Goal
Print out every record exactly as it appears.

Records to use
══════

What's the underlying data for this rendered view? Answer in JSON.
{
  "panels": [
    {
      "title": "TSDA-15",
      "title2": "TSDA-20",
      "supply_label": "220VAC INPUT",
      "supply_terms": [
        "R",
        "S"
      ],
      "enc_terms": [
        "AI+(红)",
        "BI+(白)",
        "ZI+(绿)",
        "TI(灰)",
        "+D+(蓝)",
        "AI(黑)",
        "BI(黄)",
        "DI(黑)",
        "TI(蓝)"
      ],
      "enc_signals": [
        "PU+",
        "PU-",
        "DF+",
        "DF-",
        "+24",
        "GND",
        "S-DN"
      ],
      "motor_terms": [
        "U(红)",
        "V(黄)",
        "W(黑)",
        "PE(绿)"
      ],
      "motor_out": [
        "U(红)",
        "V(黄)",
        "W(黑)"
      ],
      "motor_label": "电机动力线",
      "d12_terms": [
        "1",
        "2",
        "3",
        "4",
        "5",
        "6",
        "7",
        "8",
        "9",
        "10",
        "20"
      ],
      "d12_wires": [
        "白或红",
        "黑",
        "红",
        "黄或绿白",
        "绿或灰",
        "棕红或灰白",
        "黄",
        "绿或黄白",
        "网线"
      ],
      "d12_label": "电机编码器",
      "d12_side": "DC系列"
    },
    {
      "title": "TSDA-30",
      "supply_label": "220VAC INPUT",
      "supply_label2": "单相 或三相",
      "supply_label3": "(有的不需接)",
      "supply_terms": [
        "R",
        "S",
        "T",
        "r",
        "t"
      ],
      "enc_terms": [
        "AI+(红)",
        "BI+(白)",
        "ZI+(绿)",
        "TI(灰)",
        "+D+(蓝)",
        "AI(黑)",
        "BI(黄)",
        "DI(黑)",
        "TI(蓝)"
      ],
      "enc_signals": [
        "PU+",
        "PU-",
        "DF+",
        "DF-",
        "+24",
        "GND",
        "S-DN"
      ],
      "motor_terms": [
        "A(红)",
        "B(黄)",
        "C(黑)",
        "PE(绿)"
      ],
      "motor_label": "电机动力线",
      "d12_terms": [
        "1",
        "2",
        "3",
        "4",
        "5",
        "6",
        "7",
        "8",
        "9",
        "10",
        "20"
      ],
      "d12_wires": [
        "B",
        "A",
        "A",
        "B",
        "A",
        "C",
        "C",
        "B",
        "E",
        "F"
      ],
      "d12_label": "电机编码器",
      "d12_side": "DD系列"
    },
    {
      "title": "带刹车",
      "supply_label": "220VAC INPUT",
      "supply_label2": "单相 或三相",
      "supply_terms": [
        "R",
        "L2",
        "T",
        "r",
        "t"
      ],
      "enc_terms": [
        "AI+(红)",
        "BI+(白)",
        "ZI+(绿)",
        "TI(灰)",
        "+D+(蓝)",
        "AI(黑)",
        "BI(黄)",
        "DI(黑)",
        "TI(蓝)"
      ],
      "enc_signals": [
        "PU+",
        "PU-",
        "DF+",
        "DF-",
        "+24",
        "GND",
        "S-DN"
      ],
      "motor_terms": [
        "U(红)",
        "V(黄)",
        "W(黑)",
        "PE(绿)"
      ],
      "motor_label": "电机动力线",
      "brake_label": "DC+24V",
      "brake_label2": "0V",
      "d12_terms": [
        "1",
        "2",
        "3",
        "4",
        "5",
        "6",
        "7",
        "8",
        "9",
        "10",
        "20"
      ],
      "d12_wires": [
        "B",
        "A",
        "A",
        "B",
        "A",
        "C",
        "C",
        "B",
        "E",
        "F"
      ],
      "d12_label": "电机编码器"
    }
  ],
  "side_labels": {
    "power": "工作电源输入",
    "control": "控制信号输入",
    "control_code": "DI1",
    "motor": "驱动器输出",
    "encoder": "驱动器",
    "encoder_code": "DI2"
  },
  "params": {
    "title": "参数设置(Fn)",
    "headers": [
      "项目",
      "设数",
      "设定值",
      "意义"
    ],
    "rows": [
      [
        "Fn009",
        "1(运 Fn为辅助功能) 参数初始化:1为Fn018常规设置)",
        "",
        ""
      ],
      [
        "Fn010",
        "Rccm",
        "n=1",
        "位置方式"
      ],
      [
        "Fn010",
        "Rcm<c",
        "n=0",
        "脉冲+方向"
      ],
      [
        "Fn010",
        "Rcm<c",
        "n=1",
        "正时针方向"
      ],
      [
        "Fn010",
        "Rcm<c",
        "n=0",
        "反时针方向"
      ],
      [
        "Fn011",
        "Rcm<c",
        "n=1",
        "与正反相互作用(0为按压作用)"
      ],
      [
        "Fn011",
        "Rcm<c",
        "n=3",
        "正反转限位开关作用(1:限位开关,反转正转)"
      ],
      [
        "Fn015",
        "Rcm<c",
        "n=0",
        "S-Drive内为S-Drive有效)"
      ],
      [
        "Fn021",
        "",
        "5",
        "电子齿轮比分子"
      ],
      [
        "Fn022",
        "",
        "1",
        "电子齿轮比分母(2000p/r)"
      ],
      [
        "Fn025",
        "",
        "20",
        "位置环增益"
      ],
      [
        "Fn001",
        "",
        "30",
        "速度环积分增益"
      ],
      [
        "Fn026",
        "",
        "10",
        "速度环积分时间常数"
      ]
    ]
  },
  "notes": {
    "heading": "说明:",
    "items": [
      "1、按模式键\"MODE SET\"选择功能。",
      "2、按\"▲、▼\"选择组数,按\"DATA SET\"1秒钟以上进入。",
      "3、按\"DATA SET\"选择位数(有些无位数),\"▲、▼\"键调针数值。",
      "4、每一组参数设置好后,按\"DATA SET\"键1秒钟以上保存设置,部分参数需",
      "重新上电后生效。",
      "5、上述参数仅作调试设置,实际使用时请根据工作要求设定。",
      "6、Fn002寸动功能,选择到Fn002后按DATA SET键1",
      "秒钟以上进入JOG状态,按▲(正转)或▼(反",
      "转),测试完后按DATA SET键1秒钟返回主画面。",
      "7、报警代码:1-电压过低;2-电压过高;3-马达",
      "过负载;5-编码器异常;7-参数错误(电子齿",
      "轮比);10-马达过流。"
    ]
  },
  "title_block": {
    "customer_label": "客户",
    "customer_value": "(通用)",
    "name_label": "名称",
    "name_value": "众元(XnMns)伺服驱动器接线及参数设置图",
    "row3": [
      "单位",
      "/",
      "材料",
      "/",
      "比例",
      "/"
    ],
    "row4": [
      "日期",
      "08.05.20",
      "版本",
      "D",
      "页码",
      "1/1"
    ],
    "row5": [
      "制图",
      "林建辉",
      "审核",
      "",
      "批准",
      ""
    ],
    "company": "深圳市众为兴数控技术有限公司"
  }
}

══════

Solution to this exercise
What's the underlying data for this rendered view? Answer in JSON.
{
  "panels": [
    {
      "title": "TSDA-15",
      "title2": "TSDA-20",
      "supply_label": "220VAC INPUT",
      "supply_terms": [
        "R",
        "S"
      ],
      "enc_terms": [
        "AI+(红)",
        "BI+(白)",
        "ZI+(绿)",
        "TI(灰)",
        "+D+(蓝)",
        "AI(黑)",
        "BI(黄)",
        "DI(黑)",
        "TI(蓝)"
      ],
      "enc_signals": [
        "PU+",
        "PU-",
        "DF+",
        "DF-",
        "+24",
        "GND",
        "S-DN"
      ],
      "motor_terms": [
        "U(红)",
        "V(黄)",
        "W(黑)",
        "PE(绿)"
      ],
      "motor_out": [
        "U(红)",
        "V(黄)",
        "W(黑)"
      ],
      "motor_label": "电机动力线",
      "d12_terms": [
        "1",
        "2",
        "3",
        "4",
        "5",
        "6",
        "7",
        "8",
        "9",
        "10",
        "20"
      ],
      "d12_wires": [
        "白或红",
        "黑",
        "红",
        "黄或绿白",
        "绿或灰",
        "棕红或灰白",
        "黄",
        "绿或黄白",
        "网线"
      ],
      "d12_label": "电机编码器",
      "d12_side": "DC系列"
    },
    {
      "title": "TSDA-30",
      "supply_label": "220VAC INPUT",
      "supply_label2": "单相 或三相",
      "supply_label3": "(有的不需接)",
      "supply_terms": [
        "R",
        "S",
        "T",
        "r",
        "t"
      ],
      "enc_terms": [
        "AI+(红)",
        "BI+(白)",
        "ZI+(绿)",
        "TI(灰)",
        "+D+(蓝)",
        "AI(黑)",
        "BI(黄)",
        "DI(黑)",
        "TI(蓝)"
      ],
      "enc_signals": [
        "PU+",
        "PU-",
        "DF+",
        "DF-",
        "+24",
        "GND",
        "S-DN"
      ],
      "motor_terms": [
        "A(红)",
        "B(黄)",
        "C(黑)",
        "PE(绿)"
      ],
      "motor_label": "电机动力线",
      "d12_terms": [
        "1",
        "2",
        "3",
        "4",
        "5",
        "6",
        "7",
        "8",
        "9",
        "10",
        "20"
      ],
      "d12_wires": [
        "B",
        "A",
        "A",
        "B",
        "A",
        "C",
        "C",
        "B",
        "E",
        "F"
      ],
      "d12_label": "电机编码器",
      "d12_side": "DD系列"
    },
    {
      "title": "带刹车",
      "supply_label": "220VAC INPUT",
      "supply_label2": "单相 或三相",
      "supply_terms": [
        "R",
        "L2",
        "T",
        "r",
        "t"
      ],
      "enc_terms": [
        "AI+(红)",
        "BI+(白)",
        "ZI+(绿)",
        "TI(灰)",
        "+D+(蓝)",
        "AI(黑)",
        "BI(黄)",
        "DI(黑)",
        "TI(蓝)"
      ],
      "enc_signals": [
        "PU+",
        "PU-",
        "DF+",
        "DF-",
        "+24",
        "GND",
        "S-DN"
      ],
      "motor_terms": [
        "U(红)",
        "V(黄)",
        "W(黑)",
        "PE(绿)"
      ],
      "motor_label": "电机动力线",
      "brake_label": "DC+24V",
      "brake_label2": "0V",
      "d12_terms": [
        "1",
        "2",
        "3",
        "4",
        "5",
        "6",
        "7",
        "8",
        "9",
        "10",
        "20"
      ],
      "d12_wires": [
        "B",
        "A",
        "A",
        "B",
        "A",
        "C",
        "C",
        "B",
        "E",
        "F"
      ],
      "d12_label": "电机编码器"
    }
  ],
  "side_labels": {
    "power": "工作电源输入",
    "control": "控制信号输入",
    "control_code": "DI1",
    "motor": "驱动器输出",
    "encoder": "驱动器",
    "encoder_code": "DI2"
  },
  "params": {
    "title": "参数设置(Fn)",
    "headers": [
      "项目",
      "设数",
      "设定值",
      "意义"
    ],
    "rows": [
      [
        "Fn009",
        "1(运 Fn为辅助功能) 参数初始化:1为Fn018常规设置)",
        "",
        ""
      ],
      [
        "Fn010",
        "Rccm",
        "n=1",
        "位置方式"
      ],
      [
        "Fn010",
        "Rcm<c",
        "n=0",
        "脉冲+方向"
      ],
      [
        "Fn010",
        "Rcm<c",
        "n=1",
        "正时针方向"
      ],
      [
        "Fn010",
        "Rcm<c",
        "n=0",
        "反时针方向"
      ],
      [
        "Fn011",
        "Rcm<c",
        "n=1",
        "与正反相互作用(0为按压作用)"
      ],
      [
        "Fn011",
        "Rcm<c",
        "n=3",
        "正反转限位开关作用(1:限位开关,反转正转)"
      ],
      [
        "Fn015",
        "Rcm<c",
        "n=0",
        "S-Drive内为S-Drive有效)"
      ],
      [
        "Fn021",
        "",
        "5",
        "电子齿轮比分子"
      ],
      [
        "Fn022",
        "",
        "1",
        "电子齿轮比分母(2000p/r)"
      ],
      [
        "Fn025",
        "",
        "20",
        "位置环增益"
      ],
      [
        "Fn001",
        "",
        "30",
        "速度环积分增益"
      ],
      [
        "Fn026",
        "",
        "10",
        "速度环积分时间常数"
      ]
    ]
  },
  "notes": {
    "heading": "说明:",
    "items": [
      "1、按模式键\"MODE SET\"选择功能。",
      "2、按\"▲、▼\"选择组数,按\"DATA SET\"1秒钟以上进入。",
      "3、按\"DATA SET\"选择位数(有些无位数),\"▲、▼\"键调针数值。",
      "4、每一组参数设置好后,按\"DATA SET\"键1秒钟以上保存设置,部分参数需",
      "重新上电后生效。",
      "5、上述参数仅作调试设置,实际使用时请根据工作要求设定。",
      "6、Fn002寸动功能,选择到Fn002后按DATA SET键1",
      "秒钟以上进入JOG状态,按▲(正转)或▼(反",
      "转),测试完后按DATA SET键1秒钟返回主画面。",
      "7、报警代码:1-电压过低;2-电压过高;3-马达",
      "过负载;5-编码器异常;7-参数错误(电子齿",
      "轮比);10-马达过流。"
    ]
  },
  "title_block": {
    "customer_label": "客户",
    "customer_value": "(通用)",
    "name_label": "名称",
    "name_value": "众元(XnMns)伺服驱动器接线及参数设置图",
    "row3": [
      "单位",
      "/",
      "材料",
      "/",
      "比例",
      "/"
    ],
    "row4": [
      "日期",
      "08.05.20",
      "版本",
      "D",
      "页码",
      "1/1"
    ],
    "row5": [
      "制图",
      "林建辉",
      "审核",
      "",
      "批准",
      ""
    ],
    "company": "深圳市众为兴数控技术有限公司"
  }
}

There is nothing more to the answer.